# Records supplied start
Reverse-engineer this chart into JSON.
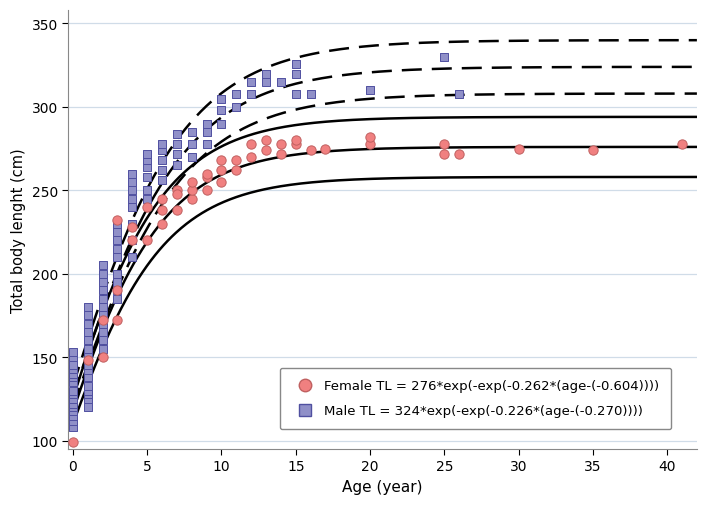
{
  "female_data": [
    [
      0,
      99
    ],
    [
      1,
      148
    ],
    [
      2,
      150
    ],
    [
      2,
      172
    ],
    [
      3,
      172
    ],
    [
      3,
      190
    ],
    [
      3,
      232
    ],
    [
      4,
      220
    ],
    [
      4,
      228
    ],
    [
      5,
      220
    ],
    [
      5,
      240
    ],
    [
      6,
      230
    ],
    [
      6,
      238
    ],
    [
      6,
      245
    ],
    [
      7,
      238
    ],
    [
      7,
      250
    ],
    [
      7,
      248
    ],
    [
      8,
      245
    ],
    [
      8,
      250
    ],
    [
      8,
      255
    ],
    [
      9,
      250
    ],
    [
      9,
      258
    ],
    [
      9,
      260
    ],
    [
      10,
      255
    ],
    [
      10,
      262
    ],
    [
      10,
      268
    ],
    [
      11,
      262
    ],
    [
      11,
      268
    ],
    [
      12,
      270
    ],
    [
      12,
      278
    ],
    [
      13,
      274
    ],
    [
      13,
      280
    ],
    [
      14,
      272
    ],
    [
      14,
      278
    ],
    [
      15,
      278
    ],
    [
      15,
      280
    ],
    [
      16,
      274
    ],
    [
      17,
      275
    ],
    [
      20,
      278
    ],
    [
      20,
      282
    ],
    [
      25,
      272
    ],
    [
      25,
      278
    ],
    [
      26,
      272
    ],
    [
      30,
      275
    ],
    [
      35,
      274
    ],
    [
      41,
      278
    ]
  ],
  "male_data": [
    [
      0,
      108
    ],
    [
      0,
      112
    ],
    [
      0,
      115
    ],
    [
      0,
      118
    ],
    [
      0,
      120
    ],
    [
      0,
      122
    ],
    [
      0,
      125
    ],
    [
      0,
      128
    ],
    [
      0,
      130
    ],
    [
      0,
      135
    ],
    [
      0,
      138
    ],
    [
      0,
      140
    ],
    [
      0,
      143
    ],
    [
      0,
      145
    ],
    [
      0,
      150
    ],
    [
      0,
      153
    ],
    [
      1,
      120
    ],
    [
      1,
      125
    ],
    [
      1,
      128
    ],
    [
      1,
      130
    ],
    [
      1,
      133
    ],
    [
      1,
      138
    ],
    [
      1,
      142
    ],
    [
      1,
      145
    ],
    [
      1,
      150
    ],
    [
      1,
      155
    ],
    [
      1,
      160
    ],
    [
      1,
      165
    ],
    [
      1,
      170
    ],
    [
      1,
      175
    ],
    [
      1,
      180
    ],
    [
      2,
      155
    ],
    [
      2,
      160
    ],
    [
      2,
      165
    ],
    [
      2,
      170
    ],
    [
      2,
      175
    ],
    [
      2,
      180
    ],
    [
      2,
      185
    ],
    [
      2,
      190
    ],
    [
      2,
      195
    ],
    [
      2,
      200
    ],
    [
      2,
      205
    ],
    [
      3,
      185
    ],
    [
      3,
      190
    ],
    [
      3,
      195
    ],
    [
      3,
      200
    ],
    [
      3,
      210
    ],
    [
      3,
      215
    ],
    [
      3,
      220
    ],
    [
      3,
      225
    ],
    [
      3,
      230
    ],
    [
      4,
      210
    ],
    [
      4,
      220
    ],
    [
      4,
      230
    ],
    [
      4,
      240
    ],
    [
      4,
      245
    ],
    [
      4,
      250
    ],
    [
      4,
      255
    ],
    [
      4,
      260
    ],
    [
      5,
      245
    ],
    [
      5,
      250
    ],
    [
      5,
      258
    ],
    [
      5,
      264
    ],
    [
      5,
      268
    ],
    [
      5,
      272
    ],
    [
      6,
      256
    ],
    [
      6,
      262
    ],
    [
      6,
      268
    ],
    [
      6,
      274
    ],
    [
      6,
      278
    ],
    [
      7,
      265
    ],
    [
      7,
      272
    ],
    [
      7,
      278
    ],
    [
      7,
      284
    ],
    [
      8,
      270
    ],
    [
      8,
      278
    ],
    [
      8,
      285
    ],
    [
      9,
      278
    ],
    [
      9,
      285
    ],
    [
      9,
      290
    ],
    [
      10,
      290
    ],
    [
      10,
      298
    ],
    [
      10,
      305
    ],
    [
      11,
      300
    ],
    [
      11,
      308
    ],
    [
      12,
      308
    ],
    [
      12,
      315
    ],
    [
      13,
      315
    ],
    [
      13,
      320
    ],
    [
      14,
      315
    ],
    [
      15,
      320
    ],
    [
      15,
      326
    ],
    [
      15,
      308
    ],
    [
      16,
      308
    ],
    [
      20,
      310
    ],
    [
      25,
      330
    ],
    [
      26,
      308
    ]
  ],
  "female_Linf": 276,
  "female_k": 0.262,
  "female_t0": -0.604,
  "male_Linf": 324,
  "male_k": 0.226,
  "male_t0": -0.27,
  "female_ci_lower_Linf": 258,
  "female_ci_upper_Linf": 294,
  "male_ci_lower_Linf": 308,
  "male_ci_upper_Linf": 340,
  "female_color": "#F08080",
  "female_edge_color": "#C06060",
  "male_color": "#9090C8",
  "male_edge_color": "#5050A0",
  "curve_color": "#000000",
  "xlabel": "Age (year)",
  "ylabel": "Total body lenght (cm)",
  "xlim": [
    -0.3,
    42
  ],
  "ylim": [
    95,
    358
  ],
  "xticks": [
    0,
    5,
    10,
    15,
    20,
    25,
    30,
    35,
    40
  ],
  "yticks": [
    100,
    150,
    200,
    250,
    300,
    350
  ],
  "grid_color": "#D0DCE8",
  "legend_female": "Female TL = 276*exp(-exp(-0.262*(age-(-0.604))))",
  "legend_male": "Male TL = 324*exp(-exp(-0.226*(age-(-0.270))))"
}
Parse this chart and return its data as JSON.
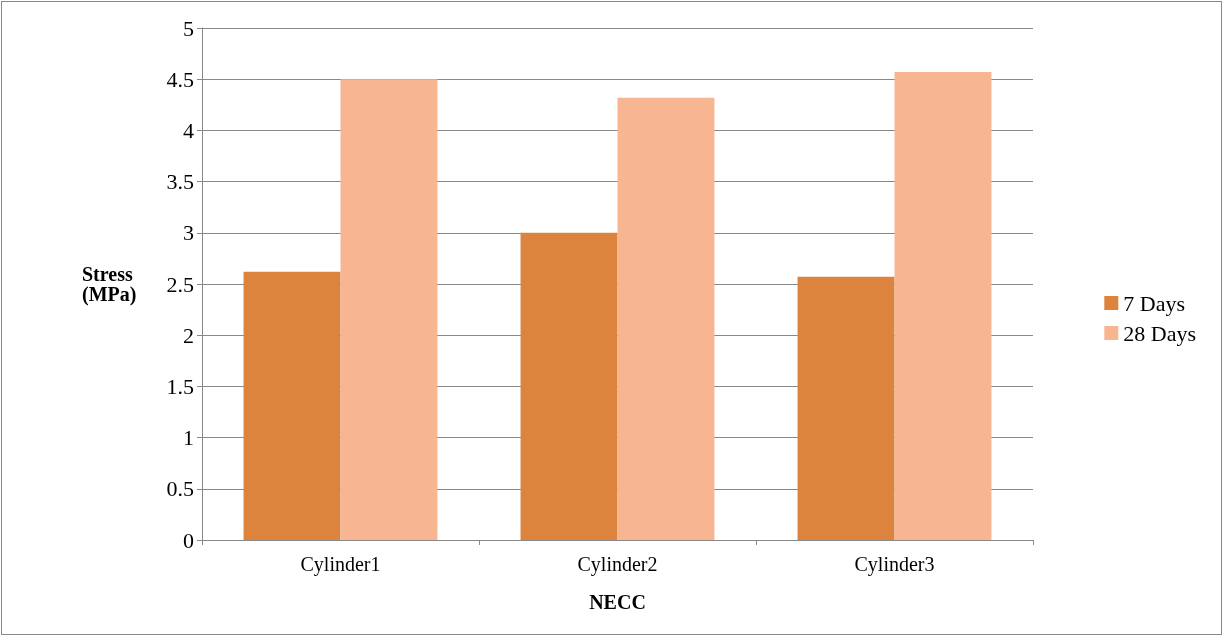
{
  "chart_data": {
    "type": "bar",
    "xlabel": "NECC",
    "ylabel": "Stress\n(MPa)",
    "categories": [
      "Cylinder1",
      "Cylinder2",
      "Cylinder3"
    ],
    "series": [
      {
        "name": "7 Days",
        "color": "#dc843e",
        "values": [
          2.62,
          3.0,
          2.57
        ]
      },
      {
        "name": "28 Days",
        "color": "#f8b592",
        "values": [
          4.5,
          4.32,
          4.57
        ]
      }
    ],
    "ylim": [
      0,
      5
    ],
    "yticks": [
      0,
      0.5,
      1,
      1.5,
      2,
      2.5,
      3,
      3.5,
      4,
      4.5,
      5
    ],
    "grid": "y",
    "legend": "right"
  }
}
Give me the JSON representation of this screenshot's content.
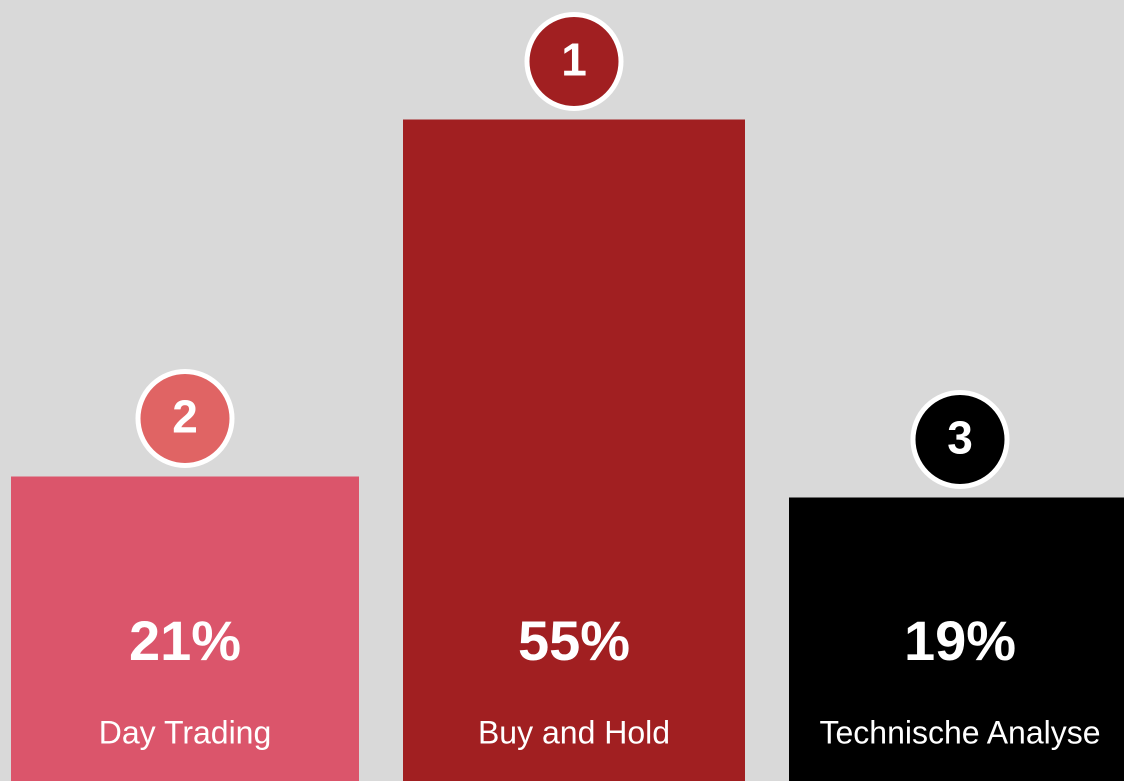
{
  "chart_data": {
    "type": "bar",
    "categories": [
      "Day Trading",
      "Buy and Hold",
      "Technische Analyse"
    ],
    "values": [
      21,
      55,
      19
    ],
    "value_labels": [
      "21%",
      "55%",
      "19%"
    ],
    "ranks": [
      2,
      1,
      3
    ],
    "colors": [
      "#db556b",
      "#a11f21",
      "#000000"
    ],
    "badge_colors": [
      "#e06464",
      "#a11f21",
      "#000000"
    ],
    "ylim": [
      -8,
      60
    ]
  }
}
# Records supplied end
Leave out every picture, and write out exactly the lines from the one bearing "Parse this chart and return its data as JSON." through the final line.

Parse this chart and return its data as JSON.
{
  "chart_data": {
    "type": "bar",
    "xlabel": "NECC",
    "ylabel": "Stress\n(MPa)",
    "categories": [
      "Cylinder1",
      "Cylinder2",
      "Cylinder3"
    ],
    "series": [
      {
        "name": "7 Days",
        "color": "#dc843e",
        "values": [
          2.62,
          3.0,
          2.57
        ]
      },
      {
        "name": "28 Days",
        "color": "#f8b592",
        "values": [
          4.5,
          4.32,
          4.57
        ]
      }
    ],
    "ylim": [
      0,
      5
    ],
    "yticks": [
      0,
      0.5,
      1,
      1.5,
      2,
      2.5,
      3,
      3.5,
      4,
      4.5,
      5
    ],
    "grid": "y",
    "legend": "right"
  }
}
Give me the JSON representation of this screenshot's content.
{
  "chart_data": {
    "type": "bar",
    "categories": [
      "Day Trading",
      "Buy and Hold",
      "Technische Analyse"
    ],
    "values": [
      21,
      55,
      19
    ],
    "value_labels": [
      "21%",
      "55%",
      "19%"
    ],
    "ranks": [
      2,
      1,
      3
    ],
    "colors": [
      "#db556b",
      "#a11f21",
      "#000000"
    ],
    "badge_colors": [
      "#e06464",
      "#a11f21",
      "#000000"
    ],
    "ylim": [
      -8,
      60
    ]
  }
}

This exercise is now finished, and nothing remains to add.